[Start of DATA]
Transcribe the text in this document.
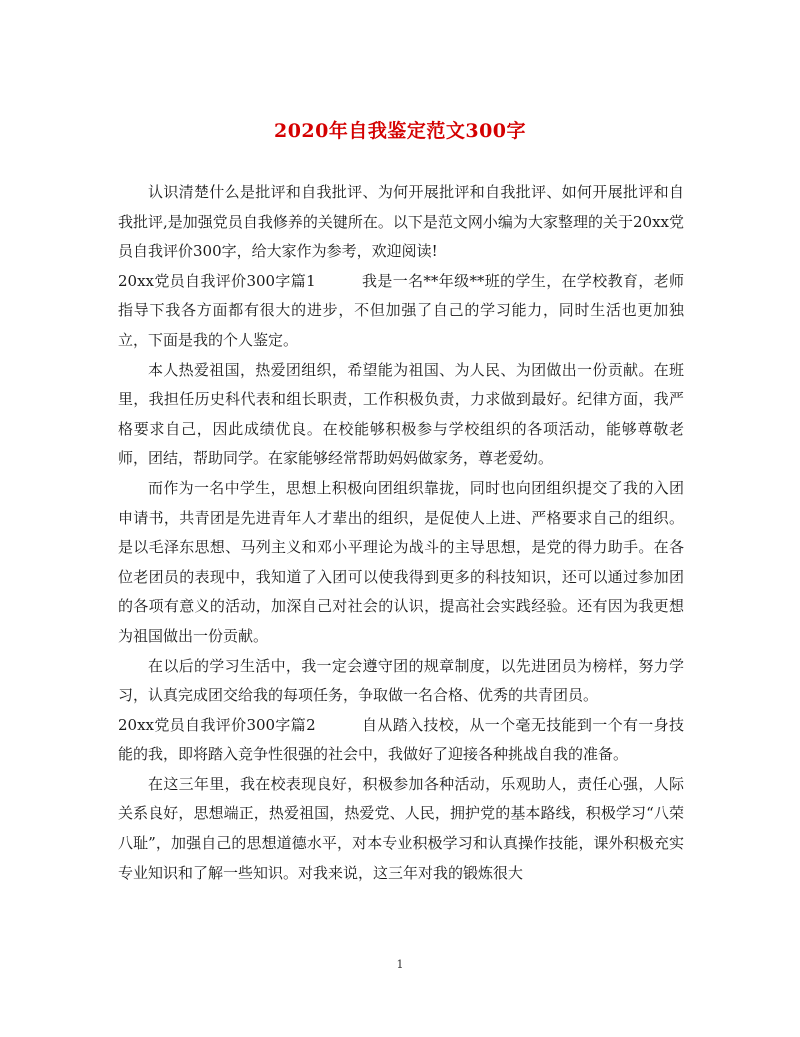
2020年自我鉴定范文300字

认识清楚什么是批评和自我批评、为何开展批评和自我批评、如何开展批评和自我批评,是加强党员自我修养的关键所在。以下是范文网小编为大家整理的关于20xx党员自我评价300字，给大家作为参考，欢迎阅读!

20xx党员自我评价300字篇1	我是一名**年级**班的学生，在学校教育，老师指导下我各方面都有很大的进步，不但加强了自己的学习能力，同时生活也更加独立，下面是我的个人鉴定。

本人热爱祖国，热爱团组织，希望能为祖国、为人民、为团做出一份贡献。在班里，我担任历史科代表和组长职责，工作积极负责，力求做到最好。纪律方面，我严格要求自己，因此成绩优良。在校能够积极参与学校组织的各项活动，能够尊敬老师，团结，帮助同学。在家能够经常帮助妈妈做家务，尊老爱幼。

而作为一名中学生，思想上积极向团组织靠拢，同时也向团组织提交了我的入团申请书，共青团是先进青年人才辈出的组织，是促使人上进、严格要求自己的组织。是以毛泽东思想、马列主义和邓小平理论为战斗的主导思想，是党的得力助手。在各位老团员的表现中，我知道了入团可以使我得到更多的科技知识，还可以通过参加团的各项有意义的活动，加深自己对社会的认识，提高社会实践经验。还有因为我更想为祖国做出一份贡献。

在以后的学习生活中，我一定会遵守团的规章制度，以先进团员为榜样，努力学习，认真完成团交给我的每项任务，争取做一名合格、优秀的共青团员。

20xx党员自我评价300字篇2	自从踏入技校，从一个毫无技能到一个有一身技能的我，即将踏入竞争性很强的社会中，我做好了迎接各种挑战自我的准备。

在这三年里，我在校表现良好，积极参加各种活动，乐观助人，责任心强，人际关系良好，思想端正，热爱祖国，热爱党、人民，拥护党的基本路线，积极学习“八荣八耻”，加强自己的思想道德水平，对本专业积极学习和认真操作技能，课外积极充实专业知识和了解一些知识。对我来说，这三年对我的锻炼很大

1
[End of DATA]
-- WORK REQUIRED --
Except for the pictures, reproduce every line exactly.

-- RESULT FOR THIS EXERCISE --
Transcribe the text in this document.
2020年自我鉴定范文300字

认识清楚什么是批评和自我批评、为何开展批评和自我批评、如何开展批评和自我批评,是加强党员自我修养的关键所在。以下是范文网小编为大家整理的关于20xx党员自我评价300字，给大家作为参考，欢迎阅读!

20xx党员自我评价300字篇1	我是一名**年级**班的学生，在学校教育，老师指导下我各方面都有很大的进步，不但加强了自己的学习能力，同时生活也更加独立，下面是我的个人鉴定。

本人热爱祖国，热爱团组织，希望能为祖国、为人民、为团做出一份贡献。在班里，我担任历史科代表和组长职责，工作积极负责，力求做到最好。纪律方面，我严格要求自己，因此成绩优良。在校能够积极参与学校组织的各项活动，能够尊敬老师，团结，帮助同学。在家能够经常帮助妈妈做家务，尊老爱幼。

而作为一名中学生，思想上积极向团组织靠拢，同时也向团组织提交了我的入团申请书，共青团是先进青年人才辈出的组织，是促使人上进、严格要求自己的组织。是以毛泽东思想、马列主义和邓小平理论为战斗的主导思想，是党的得力助手。在各位老团员的表现中，我知道了入团可以使我得到更多的科技知识，还可以通过参加团的各项有意义的活动，加深自己对社会的认识，提高社会实践经验。还有因为我更想为祖国做出一份贡献。

在以后的学习生活中，我一定会遵守团的规章制度，以先进团员为榜样，努力学习，认真完成团交给我的每项任务，争取做一名合格、优秀的共青团员。

20xx党员自我评价300字篇2	自从踏入技校，从一个毫无技能到一个有一身技能的我，即将踏入竞争性很强的社会中，我做好了迎接各种挑战自我的准备。

在这三年里，我在校表现良好，积极参加各种活动，乐观助人，责任心强，人际关系良好，思想端正，热爱祖国，热爱党、人民，拥护党的基本路线，积极学习“八荣八耻”，加强自己的思想道德水平，对本专业积极学习和认真操作技能，课外积极充实专业知识和了解一些知识。对我来说，这三年对我的锻炼很大

1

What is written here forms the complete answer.